WHAT IS EXPECTED: Return every line of the data below that includes the string "passe".

AVAILABLE RECORDS:
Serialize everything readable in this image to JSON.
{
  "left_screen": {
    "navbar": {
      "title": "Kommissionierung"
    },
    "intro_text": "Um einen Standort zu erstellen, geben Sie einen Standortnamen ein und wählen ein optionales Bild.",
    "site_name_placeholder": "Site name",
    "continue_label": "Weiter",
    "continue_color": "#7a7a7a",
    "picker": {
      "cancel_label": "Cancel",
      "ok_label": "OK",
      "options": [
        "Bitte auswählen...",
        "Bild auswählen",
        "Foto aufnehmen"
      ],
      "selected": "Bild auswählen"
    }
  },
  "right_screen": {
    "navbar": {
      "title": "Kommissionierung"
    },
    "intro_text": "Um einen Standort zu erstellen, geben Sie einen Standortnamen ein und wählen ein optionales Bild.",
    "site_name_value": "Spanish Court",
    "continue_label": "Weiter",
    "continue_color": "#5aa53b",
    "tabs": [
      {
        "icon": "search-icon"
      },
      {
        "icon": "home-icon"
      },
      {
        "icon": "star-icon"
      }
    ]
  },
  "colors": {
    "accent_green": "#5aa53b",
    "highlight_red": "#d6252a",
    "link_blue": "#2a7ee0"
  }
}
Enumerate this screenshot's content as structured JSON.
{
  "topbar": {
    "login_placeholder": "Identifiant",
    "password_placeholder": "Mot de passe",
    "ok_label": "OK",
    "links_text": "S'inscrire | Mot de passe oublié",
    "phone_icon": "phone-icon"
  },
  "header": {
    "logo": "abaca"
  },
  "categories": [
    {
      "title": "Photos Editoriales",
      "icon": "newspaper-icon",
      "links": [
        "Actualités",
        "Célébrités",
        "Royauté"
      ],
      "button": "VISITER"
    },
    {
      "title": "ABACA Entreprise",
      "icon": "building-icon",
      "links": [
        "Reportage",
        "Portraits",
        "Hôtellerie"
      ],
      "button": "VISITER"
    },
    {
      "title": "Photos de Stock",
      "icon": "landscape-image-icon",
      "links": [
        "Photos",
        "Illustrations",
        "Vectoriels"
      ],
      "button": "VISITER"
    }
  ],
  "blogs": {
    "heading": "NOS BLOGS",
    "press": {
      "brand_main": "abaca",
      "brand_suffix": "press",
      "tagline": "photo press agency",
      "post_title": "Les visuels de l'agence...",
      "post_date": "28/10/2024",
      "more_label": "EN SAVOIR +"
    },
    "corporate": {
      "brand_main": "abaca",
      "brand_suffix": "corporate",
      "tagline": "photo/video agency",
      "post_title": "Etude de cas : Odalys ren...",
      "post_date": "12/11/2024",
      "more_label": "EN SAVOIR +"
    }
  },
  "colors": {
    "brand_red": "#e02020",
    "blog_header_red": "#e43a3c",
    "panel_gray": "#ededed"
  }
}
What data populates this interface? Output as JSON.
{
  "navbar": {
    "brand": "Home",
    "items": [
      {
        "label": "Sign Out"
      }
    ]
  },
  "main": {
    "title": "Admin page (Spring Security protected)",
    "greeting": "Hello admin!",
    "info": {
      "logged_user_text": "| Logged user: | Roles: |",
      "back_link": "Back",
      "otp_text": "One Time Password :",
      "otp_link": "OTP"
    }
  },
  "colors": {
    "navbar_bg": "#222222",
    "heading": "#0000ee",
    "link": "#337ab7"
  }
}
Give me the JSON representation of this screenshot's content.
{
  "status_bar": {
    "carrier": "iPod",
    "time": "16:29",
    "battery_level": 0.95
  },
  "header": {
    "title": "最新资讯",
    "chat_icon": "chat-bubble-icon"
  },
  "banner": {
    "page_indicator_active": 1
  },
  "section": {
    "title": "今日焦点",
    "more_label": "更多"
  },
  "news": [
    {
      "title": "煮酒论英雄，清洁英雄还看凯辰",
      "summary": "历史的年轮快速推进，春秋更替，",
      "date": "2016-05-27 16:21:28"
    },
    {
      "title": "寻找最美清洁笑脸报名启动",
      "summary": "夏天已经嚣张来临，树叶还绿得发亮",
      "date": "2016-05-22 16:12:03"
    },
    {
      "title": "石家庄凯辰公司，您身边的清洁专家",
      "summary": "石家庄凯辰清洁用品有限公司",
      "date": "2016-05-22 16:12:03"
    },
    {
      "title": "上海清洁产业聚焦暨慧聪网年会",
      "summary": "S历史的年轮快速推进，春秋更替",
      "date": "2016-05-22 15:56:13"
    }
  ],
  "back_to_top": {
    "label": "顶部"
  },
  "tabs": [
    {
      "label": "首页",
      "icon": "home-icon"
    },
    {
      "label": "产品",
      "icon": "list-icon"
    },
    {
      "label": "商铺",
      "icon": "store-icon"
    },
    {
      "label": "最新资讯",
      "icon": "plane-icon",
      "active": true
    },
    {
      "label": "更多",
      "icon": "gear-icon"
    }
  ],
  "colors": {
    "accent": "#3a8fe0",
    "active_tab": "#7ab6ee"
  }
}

COMPLETE OUTPUT:
    "password_placeholder": "Mot de passe",
    "links_text": "S'inscrire | Mot de passe oublié",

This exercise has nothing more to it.